== What to do ==
Give the title of every track that has its own heading in the music reviews below.

(Quoted passage)

By Jack
RUEL – Dazed & Confused
Allude to Led Zep at thy peril – but the fifteen year old Aussie has nothing to worry about. This track places his malleable, gravely voice front and centre, with distorted bass and riffs juddering under analogue fuzz. Grizzled R&B.
J. Cole – ATM
Is there any doubt now that hip-hop is the place where boundaries are being pushed? It’s easy to disregard a rap song about cash – there’s too many cliches weighing against it. ‘ATM’ is a subversion of the trope, though it’s presented with such confidence it sounds like a brag all its own. “Can’t take it when you die” is a perfect soundbite. The presentation, as post To Pimp a Butterfly rap often is, comes as loungey keys. One of the best of the year.
Miguel – Come Through and Chill ft. J. Cole, Salaam Remi
After all these years no one does chill quite like Miguel. Smart-mouthed, subversive, expansive. It may be sex music, but that’s not all it is. There’s a depth to the composition, an exercise in circular loops that somehow grow with each rotation. Pure exotica.
Kyle Falconer – Poor Me
Frontmen don’t come any more open or loveable than Kyle Falconer. Interviewed him years ago for another site. His battles with alcohol are long standing. ‘Poor Me’ is candid, eschewing navel-gazing for an entertaining and closely-written personal. As off-shoots go this has the strings and sense of fun in common with Last Shadow Puppets’ ‘The Age of the Understatement’.
HRVY, Malu Trevejo – Hasta Luego
I shouldn’t like this, really, but here we are. Beat is tight and the bars en espanol feel genuine. HRVY may be 80% fade and hairspray, but his voice fits this material well. Curmudgeons be damned – this isn’t half bad.

(End Quoted passage)
(Records supplied)

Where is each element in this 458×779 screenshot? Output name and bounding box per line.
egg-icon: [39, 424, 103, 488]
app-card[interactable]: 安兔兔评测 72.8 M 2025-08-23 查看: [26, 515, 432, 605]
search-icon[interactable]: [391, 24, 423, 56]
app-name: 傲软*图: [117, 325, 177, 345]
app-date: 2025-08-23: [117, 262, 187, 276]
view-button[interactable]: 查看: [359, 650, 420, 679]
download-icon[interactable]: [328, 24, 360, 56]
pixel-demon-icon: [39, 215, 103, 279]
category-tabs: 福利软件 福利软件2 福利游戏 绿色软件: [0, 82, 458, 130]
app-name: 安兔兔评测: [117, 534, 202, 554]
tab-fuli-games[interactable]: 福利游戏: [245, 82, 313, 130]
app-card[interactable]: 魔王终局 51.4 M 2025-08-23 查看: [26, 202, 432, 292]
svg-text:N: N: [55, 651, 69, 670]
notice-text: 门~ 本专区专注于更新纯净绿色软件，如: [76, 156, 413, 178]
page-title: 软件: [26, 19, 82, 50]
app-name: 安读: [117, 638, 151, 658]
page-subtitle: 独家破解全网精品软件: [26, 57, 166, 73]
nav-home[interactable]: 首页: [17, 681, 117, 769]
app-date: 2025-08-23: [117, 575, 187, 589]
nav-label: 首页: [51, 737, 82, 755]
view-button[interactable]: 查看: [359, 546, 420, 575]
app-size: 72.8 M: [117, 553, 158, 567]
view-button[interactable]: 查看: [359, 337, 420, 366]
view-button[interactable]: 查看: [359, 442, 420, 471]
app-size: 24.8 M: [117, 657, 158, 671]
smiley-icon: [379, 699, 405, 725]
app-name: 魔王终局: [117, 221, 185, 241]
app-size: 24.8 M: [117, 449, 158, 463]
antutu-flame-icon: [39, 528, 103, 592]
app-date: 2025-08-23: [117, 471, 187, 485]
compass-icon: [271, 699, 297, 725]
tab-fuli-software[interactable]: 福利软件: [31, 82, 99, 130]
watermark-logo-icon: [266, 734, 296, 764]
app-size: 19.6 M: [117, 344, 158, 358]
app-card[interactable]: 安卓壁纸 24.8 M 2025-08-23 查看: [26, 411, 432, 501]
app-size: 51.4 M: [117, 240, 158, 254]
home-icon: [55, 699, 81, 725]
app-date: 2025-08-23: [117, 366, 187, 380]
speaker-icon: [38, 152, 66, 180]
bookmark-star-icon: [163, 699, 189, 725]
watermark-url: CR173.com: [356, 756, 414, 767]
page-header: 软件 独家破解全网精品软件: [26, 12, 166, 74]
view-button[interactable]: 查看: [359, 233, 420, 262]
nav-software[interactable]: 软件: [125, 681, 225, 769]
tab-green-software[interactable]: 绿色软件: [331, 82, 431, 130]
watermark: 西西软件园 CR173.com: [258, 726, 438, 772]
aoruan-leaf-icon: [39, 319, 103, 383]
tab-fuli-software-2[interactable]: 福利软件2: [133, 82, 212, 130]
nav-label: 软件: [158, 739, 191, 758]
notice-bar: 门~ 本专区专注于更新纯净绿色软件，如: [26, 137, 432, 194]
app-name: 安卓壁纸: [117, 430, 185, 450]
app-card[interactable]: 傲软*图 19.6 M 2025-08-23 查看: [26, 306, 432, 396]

(End Records supplied)

== Answer to this problem ==
Dazed & Confused
ATM
Come Through and Chill
Poor Me
Hasta Luego